> WORK TO BE COMPLETED:
Reproduce every line of the material below, but drop the pictures.

>> start EXTRACTED MATERIAL

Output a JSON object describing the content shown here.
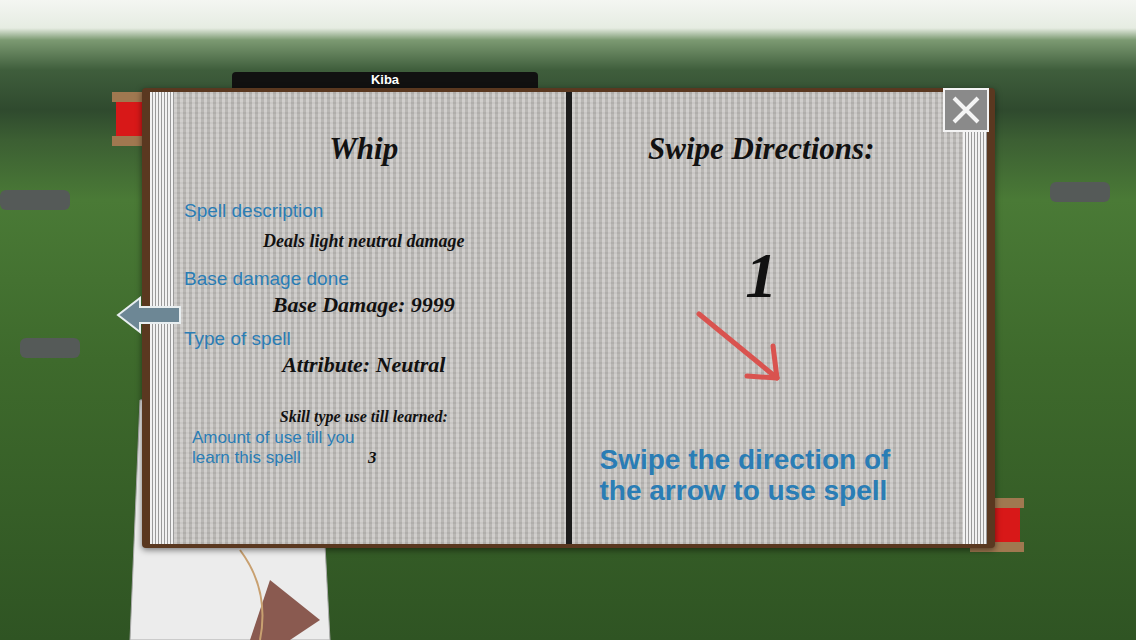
{
  "tab_label": "Kiba",
  "spell": {
    "name": "Whip",
    "fields": [
      {
        "label": "Spell description",
        "value": "Deals light neutral damage"
      },
      {
        "label": "Base damage done",
        "value": "Base Damage: 9999"
      },
      {
        "label": "Type of spell",
        "value": "Attribute: Neutral"
      }
    ],
    "learning": {
      "heading": "Skill type use till learned:",
      "label": "Amount of use till you learn this spell",
      "value": "3"
    }
  },
  "swipe": {
    "title": "Swipe Directions:",
    "steps": [
      {
        "number": "1"
      }
    ],
    "instruction": "Swipe the direction of the arrow to use spell"
  }
}
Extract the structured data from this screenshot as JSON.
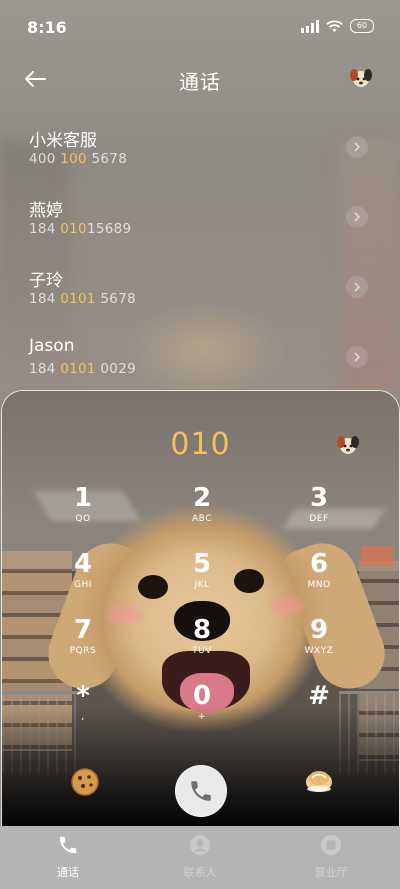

>> end EXTRACTED MATERIAL

> TASK OUTPUT:
Output a JSON object describing the content shown here.
{
  "tab_label": "Kiba",
  "spell": {
    "name": "Whip",
    "fields": [
      {
        "label": "Spell description",
        "value": "Deals light neutral damage"
      },
      {
        "label": "Base damage done",
        "value": "Base Damage: 9999"
      },
      {
        "label": "Type of spell",
        "value": "Attribute: Neutral"
      }
    ],
    "learning": {
      "heading": "Skill type use till learned:",
      "label": "Amount of use till you learn this spell",
      "value": "3"
    }
  },
  "swipe": {
    "title": "Swipe Directions:",
    "steps": [
      {
        "number": "1"
      }
    ],
    "instruction": "Swipe the direction of the arrow to use spell"
  }
}
Extract the structured data from this screenshot as JSON.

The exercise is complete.